* BEGIN MATERIAL SHOWN *
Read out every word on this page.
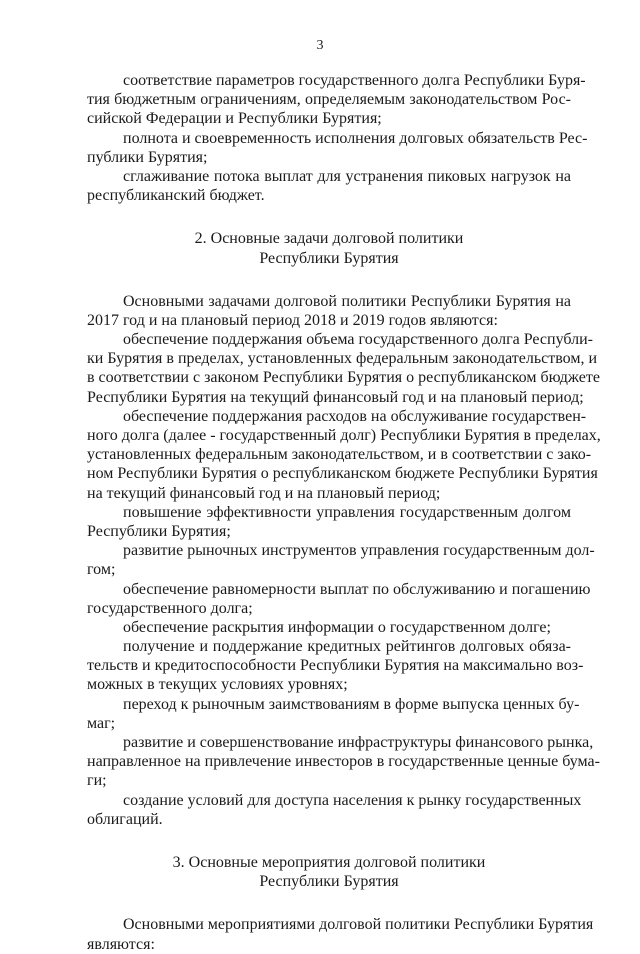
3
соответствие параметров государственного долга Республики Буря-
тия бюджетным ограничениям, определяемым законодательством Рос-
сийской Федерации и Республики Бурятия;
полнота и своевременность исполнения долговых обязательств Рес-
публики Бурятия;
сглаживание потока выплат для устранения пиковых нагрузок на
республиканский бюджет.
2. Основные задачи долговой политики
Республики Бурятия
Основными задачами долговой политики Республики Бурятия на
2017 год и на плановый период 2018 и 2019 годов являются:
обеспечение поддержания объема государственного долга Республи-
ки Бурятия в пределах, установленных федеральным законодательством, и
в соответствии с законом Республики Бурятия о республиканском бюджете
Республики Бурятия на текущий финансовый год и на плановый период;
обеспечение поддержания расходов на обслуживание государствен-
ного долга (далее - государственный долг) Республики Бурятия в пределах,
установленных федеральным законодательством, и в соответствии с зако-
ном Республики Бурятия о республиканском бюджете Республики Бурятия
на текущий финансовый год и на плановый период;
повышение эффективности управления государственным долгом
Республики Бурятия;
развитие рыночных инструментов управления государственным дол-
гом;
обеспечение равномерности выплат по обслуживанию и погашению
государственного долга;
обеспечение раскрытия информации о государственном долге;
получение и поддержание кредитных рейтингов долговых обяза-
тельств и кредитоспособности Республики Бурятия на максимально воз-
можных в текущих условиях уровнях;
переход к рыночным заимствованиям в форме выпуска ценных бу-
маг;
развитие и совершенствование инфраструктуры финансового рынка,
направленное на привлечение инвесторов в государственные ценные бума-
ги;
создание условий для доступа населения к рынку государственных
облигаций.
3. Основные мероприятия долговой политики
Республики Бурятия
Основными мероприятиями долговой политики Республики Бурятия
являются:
* END MATERIAL SHOWN *
# WORK TO COMPLETE
Filter the records down to the lines that contain the string "Основные", and copy those lines.

# SOLUTION TO THIS EXERCISE
2. Основные задачи долговой политики
3. Основные мероприятия долговой политики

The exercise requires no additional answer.